## WHAT NEEDS TO BE DONE
Report how many lines hold the word "ActiveX"; give nothing but the number.

## PROVIDED INFORMATION
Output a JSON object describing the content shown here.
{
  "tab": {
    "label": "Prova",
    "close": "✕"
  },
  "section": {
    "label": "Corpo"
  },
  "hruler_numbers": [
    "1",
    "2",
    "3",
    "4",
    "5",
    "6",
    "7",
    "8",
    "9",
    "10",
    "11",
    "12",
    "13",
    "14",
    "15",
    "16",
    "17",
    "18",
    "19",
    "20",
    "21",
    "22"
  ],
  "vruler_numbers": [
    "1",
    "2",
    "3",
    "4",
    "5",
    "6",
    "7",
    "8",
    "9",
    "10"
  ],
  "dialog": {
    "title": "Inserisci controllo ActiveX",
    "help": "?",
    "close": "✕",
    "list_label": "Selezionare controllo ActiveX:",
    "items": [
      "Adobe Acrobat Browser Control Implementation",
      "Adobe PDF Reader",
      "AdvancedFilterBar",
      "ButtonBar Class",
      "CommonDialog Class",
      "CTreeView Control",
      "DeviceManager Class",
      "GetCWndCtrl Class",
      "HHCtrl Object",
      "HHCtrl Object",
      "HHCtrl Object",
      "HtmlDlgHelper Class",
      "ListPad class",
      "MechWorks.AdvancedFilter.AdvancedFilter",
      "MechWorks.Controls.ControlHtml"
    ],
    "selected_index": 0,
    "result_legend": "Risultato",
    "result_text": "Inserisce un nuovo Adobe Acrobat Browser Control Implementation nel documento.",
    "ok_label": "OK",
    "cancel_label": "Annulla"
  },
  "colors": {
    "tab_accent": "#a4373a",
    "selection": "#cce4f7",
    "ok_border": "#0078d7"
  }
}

## EXERCISE ANSWER
2